To be done: Find the string "this" in the records. Copy every line it appears in.
----------------
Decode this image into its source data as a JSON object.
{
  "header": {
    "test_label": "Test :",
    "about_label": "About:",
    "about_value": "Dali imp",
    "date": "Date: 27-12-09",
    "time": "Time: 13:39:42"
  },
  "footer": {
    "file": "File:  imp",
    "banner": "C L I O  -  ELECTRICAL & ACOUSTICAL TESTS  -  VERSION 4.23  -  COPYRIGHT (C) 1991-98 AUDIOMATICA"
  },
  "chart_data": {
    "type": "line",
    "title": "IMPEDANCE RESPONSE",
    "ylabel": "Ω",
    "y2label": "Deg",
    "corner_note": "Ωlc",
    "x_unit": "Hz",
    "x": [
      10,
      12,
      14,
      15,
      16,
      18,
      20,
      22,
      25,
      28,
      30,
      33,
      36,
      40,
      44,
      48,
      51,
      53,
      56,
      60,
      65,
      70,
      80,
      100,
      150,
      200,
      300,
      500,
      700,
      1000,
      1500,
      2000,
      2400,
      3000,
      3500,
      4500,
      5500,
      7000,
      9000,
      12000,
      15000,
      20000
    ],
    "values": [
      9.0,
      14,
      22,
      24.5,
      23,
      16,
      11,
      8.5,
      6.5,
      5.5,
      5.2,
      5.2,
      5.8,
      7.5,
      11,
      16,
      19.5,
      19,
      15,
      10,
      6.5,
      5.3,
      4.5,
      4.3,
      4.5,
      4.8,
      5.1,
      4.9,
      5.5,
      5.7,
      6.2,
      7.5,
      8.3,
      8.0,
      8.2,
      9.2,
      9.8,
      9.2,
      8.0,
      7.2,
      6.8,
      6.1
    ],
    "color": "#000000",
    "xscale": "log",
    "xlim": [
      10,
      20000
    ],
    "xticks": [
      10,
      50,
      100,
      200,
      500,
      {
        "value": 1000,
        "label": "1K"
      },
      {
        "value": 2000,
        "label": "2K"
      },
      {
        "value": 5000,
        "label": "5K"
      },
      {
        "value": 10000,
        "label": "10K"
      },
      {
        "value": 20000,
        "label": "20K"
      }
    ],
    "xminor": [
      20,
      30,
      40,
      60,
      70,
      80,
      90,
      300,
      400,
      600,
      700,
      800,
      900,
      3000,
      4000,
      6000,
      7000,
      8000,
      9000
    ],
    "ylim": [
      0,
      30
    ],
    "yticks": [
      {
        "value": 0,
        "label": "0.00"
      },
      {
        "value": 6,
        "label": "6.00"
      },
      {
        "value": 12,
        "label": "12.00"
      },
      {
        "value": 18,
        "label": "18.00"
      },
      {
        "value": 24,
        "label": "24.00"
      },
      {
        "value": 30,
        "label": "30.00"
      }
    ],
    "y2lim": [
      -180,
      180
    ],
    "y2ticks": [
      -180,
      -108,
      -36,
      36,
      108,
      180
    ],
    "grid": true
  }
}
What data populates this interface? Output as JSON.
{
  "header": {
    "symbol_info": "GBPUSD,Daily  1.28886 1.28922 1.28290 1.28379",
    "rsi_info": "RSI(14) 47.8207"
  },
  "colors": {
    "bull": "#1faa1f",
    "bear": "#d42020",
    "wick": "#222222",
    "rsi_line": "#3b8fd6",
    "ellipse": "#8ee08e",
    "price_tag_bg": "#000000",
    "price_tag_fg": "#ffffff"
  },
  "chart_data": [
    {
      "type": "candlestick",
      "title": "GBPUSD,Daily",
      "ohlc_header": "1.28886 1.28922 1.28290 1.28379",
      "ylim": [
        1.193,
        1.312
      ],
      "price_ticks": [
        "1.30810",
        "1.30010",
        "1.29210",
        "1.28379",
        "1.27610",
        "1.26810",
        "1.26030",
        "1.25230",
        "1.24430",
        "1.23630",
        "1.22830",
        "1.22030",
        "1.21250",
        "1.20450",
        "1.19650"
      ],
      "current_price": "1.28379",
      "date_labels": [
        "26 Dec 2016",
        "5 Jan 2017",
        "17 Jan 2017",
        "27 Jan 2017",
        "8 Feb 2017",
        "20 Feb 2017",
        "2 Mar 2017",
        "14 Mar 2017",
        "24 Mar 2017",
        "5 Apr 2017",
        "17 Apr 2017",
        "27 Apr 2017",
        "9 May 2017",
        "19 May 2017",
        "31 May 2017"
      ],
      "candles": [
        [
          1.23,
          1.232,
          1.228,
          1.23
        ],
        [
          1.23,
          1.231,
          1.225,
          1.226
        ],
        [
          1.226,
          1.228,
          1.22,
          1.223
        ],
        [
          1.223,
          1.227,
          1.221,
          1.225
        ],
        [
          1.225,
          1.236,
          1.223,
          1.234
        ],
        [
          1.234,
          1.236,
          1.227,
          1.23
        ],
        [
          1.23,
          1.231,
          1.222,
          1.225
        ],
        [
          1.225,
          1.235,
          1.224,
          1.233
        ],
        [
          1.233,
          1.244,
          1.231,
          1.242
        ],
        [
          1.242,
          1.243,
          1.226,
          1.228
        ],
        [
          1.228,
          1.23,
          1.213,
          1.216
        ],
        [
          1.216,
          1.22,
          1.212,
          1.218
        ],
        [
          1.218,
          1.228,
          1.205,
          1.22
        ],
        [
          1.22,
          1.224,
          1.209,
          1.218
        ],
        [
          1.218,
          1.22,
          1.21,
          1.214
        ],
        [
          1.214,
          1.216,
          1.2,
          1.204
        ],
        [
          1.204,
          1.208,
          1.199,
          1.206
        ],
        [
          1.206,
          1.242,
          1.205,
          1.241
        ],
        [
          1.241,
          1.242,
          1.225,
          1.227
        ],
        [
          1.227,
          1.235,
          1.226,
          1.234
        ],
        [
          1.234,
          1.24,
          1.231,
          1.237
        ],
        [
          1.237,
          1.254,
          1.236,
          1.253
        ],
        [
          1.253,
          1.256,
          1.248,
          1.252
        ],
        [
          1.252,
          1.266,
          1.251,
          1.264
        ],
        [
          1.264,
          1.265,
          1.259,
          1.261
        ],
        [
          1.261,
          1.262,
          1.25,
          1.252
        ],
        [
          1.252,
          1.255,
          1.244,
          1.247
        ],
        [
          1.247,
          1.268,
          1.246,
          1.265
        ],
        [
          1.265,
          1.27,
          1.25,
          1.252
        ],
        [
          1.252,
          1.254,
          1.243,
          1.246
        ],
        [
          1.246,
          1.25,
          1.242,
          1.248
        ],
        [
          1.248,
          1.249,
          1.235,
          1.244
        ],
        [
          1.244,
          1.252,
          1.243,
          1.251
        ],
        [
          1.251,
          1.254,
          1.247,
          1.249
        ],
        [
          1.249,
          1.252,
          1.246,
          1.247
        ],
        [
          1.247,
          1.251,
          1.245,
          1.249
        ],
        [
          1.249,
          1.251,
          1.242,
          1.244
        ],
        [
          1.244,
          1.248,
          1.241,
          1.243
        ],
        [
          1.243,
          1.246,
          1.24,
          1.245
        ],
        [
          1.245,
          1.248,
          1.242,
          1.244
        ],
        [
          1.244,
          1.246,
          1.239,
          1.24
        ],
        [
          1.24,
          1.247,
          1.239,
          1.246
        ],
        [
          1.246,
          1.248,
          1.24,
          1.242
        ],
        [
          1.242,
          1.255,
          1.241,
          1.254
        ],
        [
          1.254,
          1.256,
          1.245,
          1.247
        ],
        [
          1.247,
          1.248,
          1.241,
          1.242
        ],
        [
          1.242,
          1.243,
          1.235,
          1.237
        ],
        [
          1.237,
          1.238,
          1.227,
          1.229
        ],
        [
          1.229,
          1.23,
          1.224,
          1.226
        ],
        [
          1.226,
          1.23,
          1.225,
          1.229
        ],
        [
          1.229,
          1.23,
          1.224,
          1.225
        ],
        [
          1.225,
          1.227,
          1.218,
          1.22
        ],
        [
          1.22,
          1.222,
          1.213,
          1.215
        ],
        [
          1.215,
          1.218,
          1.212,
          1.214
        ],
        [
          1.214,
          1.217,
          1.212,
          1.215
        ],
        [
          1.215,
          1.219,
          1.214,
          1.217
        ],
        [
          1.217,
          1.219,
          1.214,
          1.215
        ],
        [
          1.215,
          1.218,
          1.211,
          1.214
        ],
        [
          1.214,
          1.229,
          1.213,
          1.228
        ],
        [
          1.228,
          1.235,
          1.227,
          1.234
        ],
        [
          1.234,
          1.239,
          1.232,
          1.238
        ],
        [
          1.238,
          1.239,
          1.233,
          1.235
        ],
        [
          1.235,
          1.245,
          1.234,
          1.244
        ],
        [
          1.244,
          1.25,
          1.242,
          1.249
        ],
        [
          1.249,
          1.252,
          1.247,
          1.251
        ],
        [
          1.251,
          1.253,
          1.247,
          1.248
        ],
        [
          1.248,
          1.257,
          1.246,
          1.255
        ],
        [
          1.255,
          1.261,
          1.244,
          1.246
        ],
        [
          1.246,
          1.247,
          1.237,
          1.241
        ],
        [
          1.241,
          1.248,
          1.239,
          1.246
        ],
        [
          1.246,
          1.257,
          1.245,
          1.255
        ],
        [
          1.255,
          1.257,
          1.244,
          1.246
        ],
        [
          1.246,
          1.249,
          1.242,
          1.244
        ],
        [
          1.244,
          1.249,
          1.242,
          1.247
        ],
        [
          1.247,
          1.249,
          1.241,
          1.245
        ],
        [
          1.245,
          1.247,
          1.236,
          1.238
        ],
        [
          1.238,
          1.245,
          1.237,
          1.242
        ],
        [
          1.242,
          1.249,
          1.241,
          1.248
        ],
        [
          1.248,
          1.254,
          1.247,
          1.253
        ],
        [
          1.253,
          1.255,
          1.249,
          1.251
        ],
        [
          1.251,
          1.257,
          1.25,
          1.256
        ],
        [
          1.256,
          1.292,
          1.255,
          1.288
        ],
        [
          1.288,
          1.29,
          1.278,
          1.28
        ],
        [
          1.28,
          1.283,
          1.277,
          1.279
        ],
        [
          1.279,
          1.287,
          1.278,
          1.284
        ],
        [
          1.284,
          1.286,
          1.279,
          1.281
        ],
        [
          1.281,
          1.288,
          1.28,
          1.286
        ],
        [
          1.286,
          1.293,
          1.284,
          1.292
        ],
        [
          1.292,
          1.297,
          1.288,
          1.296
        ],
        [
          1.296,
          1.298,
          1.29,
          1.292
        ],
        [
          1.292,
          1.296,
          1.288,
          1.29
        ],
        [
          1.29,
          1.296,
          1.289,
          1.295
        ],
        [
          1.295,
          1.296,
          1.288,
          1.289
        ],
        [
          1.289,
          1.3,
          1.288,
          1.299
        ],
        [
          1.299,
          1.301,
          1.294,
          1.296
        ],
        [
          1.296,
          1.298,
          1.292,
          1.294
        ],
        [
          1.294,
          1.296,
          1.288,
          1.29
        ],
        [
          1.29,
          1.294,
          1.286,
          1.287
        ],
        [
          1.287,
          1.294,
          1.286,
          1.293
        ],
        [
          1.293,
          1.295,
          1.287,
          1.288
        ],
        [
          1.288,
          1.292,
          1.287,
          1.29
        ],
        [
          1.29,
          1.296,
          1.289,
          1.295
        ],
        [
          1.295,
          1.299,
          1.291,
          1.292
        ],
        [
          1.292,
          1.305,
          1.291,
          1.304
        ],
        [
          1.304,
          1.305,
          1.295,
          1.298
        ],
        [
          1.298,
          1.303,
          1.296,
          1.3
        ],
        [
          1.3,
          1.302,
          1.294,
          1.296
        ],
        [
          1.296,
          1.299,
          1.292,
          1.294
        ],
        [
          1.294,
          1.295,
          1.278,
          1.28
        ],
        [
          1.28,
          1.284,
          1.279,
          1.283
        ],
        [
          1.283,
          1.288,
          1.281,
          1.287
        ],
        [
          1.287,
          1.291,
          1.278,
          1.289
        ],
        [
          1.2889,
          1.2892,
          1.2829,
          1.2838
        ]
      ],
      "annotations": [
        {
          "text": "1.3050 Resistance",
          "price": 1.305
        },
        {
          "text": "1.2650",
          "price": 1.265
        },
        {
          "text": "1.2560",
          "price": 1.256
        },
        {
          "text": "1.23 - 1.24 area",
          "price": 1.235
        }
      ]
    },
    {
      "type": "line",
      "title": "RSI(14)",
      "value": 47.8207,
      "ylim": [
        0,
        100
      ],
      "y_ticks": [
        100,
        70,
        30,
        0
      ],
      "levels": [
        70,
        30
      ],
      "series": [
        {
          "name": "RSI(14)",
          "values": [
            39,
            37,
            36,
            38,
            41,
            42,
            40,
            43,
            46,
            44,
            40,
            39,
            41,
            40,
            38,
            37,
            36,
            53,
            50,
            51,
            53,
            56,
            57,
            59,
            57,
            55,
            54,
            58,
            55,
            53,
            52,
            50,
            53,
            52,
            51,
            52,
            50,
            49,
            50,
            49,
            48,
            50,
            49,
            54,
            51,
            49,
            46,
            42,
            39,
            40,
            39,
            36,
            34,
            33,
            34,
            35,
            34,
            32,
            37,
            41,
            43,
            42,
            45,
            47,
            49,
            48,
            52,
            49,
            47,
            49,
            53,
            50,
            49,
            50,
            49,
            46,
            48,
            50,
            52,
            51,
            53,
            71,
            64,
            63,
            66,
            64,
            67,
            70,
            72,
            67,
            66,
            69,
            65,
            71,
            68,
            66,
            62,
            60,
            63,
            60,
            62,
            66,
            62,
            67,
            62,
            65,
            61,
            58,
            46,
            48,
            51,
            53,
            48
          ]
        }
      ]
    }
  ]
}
----------------
Exercise output:
Decode this image into its source data as a JSON object.
What data populates this interface? Output as JSON.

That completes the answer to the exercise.